- Objective
Can you give every line of the listing below as a JSON list of strings, one string per line, leaving out blank lines and any pictures?

*** Entries ***

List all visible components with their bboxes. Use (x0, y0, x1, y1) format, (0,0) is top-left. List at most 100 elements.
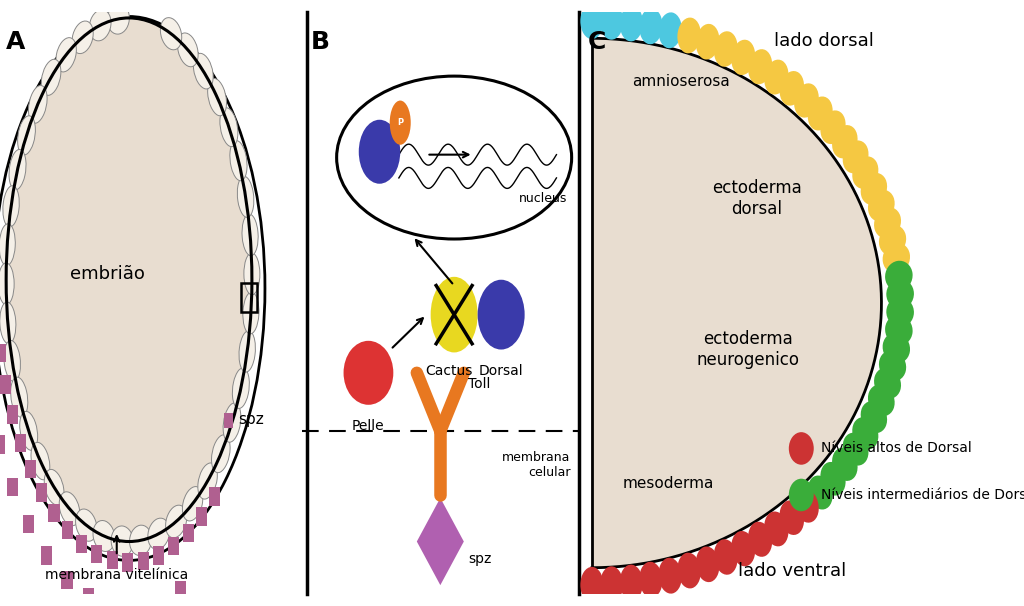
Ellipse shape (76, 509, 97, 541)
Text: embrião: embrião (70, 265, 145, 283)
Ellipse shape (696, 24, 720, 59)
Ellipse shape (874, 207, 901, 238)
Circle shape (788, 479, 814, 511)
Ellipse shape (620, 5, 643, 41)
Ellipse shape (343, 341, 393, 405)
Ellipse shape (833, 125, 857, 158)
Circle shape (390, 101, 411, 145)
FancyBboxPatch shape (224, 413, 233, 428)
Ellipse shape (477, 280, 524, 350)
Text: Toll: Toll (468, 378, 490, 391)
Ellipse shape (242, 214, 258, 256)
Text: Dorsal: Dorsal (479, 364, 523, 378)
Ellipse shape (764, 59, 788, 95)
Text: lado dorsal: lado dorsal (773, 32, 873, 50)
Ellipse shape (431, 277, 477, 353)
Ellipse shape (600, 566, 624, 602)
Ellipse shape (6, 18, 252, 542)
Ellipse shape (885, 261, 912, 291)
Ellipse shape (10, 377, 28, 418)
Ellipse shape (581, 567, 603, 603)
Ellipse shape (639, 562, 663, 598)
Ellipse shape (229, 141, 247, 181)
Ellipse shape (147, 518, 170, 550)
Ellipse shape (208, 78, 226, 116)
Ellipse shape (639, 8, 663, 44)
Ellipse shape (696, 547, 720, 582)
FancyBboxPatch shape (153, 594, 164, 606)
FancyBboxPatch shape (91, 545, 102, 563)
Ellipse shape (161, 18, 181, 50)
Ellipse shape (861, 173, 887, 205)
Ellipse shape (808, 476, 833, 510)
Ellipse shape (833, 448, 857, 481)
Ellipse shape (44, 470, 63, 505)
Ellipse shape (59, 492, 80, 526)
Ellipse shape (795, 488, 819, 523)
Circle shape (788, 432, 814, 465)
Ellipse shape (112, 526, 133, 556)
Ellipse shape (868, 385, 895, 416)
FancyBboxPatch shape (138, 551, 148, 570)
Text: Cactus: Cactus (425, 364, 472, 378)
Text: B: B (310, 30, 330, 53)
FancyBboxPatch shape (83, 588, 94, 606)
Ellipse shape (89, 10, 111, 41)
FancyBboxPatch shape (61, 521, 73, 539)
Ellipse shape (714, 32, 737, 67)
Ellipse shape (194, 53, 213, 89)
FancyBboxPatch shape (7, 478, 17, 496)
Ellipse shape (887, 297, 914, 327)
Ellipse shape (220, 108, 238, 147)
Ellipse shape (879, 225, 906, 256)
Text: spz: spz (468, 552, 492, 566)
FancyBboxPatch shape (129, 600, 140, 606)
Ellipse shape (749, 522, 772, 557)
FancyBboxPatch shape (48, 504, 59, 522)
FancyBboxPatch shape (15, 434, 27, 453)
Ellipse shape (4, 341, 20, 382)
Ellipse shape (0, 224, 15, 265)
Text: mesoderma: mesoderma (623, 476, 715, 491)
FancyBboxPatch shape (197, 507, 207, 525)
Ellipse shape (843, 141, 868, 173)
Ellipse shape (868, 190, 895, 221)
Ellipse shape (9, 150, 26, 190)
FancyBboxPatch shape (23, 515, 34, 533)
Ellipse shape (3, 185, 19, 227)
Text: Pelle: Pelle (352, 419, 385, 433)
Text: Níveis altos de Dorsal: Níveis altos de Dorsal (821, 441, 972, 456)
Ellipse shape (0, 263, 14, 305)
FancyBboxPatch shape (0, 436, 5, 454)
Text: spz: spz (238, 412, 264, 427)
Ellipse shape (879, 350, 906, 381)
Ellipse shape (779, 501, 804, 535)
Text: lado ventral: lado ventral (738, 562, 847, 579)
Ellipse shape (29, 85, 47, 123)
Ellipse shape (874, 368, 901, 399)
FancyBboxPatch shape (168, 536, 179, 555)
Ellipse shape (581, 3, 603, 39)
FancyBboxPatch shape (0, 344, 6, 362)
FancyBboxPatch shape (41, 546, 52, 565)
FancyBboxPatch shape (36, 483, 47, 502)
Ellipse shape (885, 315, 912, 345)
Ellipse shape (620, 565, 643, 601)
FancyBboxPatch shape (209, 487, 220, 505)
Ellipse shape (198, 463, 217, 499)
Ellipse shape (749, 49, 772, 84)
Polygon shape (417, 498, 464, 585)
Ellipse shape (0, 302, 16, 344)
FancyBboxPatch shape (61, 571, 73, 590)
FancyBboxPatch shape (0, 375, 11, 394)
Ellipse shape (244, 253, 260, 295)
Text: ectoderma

***

- In response
[
  "List all visible components with their bboxes. Use (x0, y0, x1, y1) format, (0,0) is top-left. List at most 100 elements.",
  "Ellipse shape (76, 509, 97, 541)",
  "Text: embrião: embrião (70, 265, 145, 283)",
  "Ellipse shape (696, 24, 720, 59)",
  "Ellipse shape (874, 207, 901, 238)",
  "Circle shape (788, 479, 814, 511)",
  "Ellipse shape (620, 5, 643, 41)",
  "Ellipse shape (343, 341, 393, 405)",
  "Ellipse shape (833, 125, 857, 158)",
  "Circle shape (390, 101, 411, 145)",
  "FancyBboxPatch shape (224, 413, 233, 428)",
  "Ellipse shape (477, 280, 524, 350)",
  "Text: Toll: Toll (468, 378, 490, 391)",
  "Ellipse shape (242, 214, 258, 256)",
  "Text: Dorsal: Dorsal (479, 364, 523, 378)",
  "Ellipse shape (764, 59, 788, 95)",
  "Text: lado dorsal: lado dorsal (773, 32, 873, 50)",
  "Ellipse shape (431, 277, 477, 353)",
  "Ellipse shape (600, 566, 624, 602)",
  "Ellipse shape (6, 18, 252, 542)",
  "Ellipse shape (885, 261, 912, 291)",
  "Ellipse shape (10, 377, 28, 418)",
  "Ellipse shape (581, 567, 603, 603)",
  "Ellipse shape (639, 562, 663, 598)",
  "Ellipse shape (229, 141, 247, 181)",
  "Ellipse shape (147, 518, 170, 550)",
  "Ellipse shape (208, 78, 226, 116)",
  "Ellipse shape (639, 8, 663, 44)",
  "Ellipse shape (696, 547, 720, 582)",
  "FancyBboxPatch shape (153, 594, 164, 606)",
  "FancyBboxPatch shape (91, 545, 102, 563)",
  "Ellipse shape (161, 18, 181, 50)",
  "Ellipse shape (861, 173, 887, 205)",
  "Ellipse shape (808, 476, 833, 510)",
  "Ellipse shape (833, 448, 857, 481)",
  "Ellipse shape (44, 470, 63, 505)",
  "Ellipse shape (59, 492, 80, 526)",
  "Ellipse shape (795, 488, 819, 523)",
  "Circle shape (788, 432, 814, 465)",
  "Ellipse shape (112, 526, 133, 556)",
  "Ellipse shape (868, 385, 895, 416)",
  "FancyBboxPatch shape (138, 551, 148, 570)",
  "Text: Cactus: Cactus (425, 364, 472, 378)",
  "Text: B: B (310, 30, 330, 53)",
  "FancyBboxPatch shape (83, 588, 94, 606)",
  "Ellipse shape (89, 10, 111, 41)",
  "FancyBboxPatch shape (61, 521, 73, 539)",
  "Ellipse shape (714, 32, 737, 67)",
  "Ellipse shape (194, 53, 213, 89)",
  "FancyBboxPatch shape (7, 478, 17, 496)",
  "Ellipse shape (887, 297, 914, 327)",
  "Ellipse shape (220, 108, 238, 147)",
  "Ellipse shape (879, 225, 906, 256)",
  "Text: spz: spz (468, 552, 492, 566)",
  "FancyBboxPatch shape (129, 600, 140, 606)",
  "Ellipse shape (749, 522, 772, 557)",
  "FancyBboxPatch shape (48, 504, 59, 522)",
  "FancyBboxPatch shape (15, 434, 27, 453)",
  "Ellipse shape (4, 341, 20, 382)",
  "Ellipse shape (0, 224, 15, 265)",
  "Text: mesoderma: mesoderma (623, 476, 715, 491)",
  "FancyBboxPatch shape (197, 507, 207, 525)",
  "Ellipse shape (843, 141, 868, 173)",
  "Ellipse shape (868, 190, 895, 221)",
  "Ellipse shape (9, 150, 26, 190)",
  "FancyBboxPatch shape (23, 515, 34, 533)",
  "Ellipse shape (3, 185, 19, 227)",
  "Text: Pelle: Pelle (352, 419, 385, 433)",
  "Text: Níveis altos de Dorsal: Níveis altos de Dorsal (821, 441, 972, 456)",
  "Ellipse shape (0, 263, 14, 305)",
  "FancyBboxPatch shape (0, 436, 5, 454)",
  "Text: spz: spz (238, 412, 264, 427)",
  "Ellipse shape (879, 350, 906, 381)",
  "Ellipse shape (779, 501, 804, 535)",
  "Text: lado ventral: lado ventral (738, 562, 847, 579)",
  "Ellipse shape (29, 85, 47, 123)",
  "Ellipse shape (874, 368, 901, 399)",
  "FancyBboxPatch shape (168, 536, 179, 555)",
  "Ellipse shape (581, 3, 603, 39)",
  "FancyBboxPatch shape (0, 344, 6, 362)",
  "FancyBboxPatch shape (41, 546, 52, 565)",
  "FancyBboxPatch shape (36, 483, 47, 502)",
  "Ellipse shape (885, 315, 912, 345)",
  "Ellipse shape (620, 565, 643, 601)",
  "FancyBboxPatch shape (209, 487, 220, 505)",
  "Ellipse shape (198, 463, 217, 499)",
  "Ellipse shape (749, 49, 772, 84)",
  "Polygon shape (417, 498, 464, 585)",
  "Ellipse shape (0, 302, 16, 344)",
  "FancyBboxPatch shape (61, 571, 73, 590)",
  "FancyBboxPatch shape (0, 375, 11, 394)",
  "Ellipse shape (244, 253, 260, 295)",
  "Text: ectoderma"
]